═════ Information given ═════

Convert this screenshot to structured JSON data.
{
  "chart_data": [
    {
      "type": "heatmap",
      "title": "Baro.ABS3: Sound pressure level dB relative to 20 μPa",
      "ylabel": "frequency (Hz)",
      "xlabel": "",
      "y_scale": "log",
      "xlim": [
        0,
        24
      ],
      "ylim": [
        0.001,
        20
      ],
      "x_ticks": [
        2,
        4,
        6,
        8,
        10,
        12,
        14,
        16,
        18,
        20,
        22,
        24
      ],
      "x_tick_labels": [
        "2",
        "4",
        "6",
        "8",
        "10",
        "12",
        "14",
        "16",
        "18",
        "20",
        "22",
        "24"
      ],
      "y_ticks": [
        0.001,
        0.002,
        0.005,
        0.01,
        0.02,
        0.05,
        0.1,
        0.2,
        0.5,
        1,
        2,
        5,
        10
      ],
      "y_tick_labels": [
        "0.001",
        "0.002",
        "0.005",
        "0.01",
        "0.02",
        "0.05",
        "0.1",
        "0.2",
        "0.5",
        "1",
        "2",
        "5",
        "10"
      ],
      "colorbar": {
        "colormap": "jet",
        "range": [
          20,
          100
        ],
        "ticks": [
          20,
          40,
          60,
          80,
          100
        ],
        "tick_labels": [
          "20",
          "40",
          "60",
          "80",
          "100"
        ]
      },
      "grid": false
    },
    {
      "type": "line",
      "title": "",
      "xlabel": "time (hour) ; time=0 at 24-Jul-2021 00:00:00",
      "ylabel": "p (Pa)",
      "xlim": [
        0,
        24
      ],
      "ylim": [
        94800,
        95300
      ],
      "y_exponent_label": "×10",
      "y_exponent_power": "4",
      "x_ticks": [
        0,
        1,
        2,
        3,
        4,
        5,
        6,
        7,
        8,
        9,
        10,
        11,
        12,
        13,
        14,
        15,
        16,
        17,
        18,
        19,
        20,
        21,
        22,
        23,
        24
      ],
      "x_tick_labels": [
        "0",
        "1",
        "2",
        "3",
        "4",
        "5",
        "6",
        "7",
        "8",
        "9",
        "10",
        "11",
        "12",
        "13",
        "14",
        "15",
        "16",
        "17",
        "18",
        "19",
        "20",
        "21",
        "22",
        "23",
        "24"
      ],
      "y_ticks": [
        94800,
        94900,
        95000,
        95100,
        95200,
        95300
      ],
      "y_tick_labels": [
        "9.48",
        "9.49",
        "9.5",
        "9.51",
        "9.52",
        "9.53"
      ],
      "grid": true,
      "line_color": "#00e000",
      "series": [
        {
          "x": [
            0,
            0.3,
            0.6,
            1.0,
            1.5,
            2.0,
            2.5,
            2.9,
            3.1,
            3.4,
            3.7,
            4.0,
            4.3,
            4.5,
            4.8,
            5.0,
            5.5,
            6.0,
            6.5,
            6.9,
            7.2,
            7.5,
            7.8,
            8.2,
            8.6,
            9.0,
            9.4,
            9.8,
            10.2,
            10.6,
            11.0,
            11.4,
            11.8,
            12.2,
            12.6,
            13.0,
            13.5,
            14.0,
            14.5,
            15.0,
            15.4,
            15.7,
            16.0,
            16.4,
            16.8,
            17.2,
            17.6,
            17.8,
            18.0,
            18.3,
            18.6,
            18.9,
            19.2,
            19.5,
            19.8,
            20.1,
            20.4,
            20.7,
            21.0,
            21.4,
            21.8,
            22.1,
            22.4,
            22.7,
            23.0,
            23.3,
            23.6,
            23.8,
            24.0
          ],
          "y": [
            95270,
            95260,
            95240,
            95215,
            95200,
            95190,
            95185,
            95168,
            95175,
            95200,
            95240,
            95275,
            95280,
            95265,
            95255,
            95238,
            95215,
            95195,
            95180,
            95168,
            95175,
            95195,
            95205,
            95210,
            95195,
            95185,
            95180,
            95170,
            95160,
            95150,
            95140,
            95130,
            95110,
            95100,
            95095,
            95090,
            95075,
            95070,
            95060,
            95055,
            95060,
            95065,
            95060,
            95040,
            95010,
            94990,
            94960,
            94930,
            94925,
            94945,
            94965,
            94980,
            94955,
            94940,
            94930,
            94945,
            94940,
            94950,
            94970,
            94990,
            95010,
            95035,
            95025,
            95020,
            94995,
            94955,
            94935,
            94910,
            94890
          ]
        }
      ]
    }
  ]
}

═════

*Exercise task*. In the material above, find the lines that contain "title" and show them.

*Reply*.
      "title": "Baro.ABS3: Sound pressure level dB relative to 20 μPa",
      "title": "",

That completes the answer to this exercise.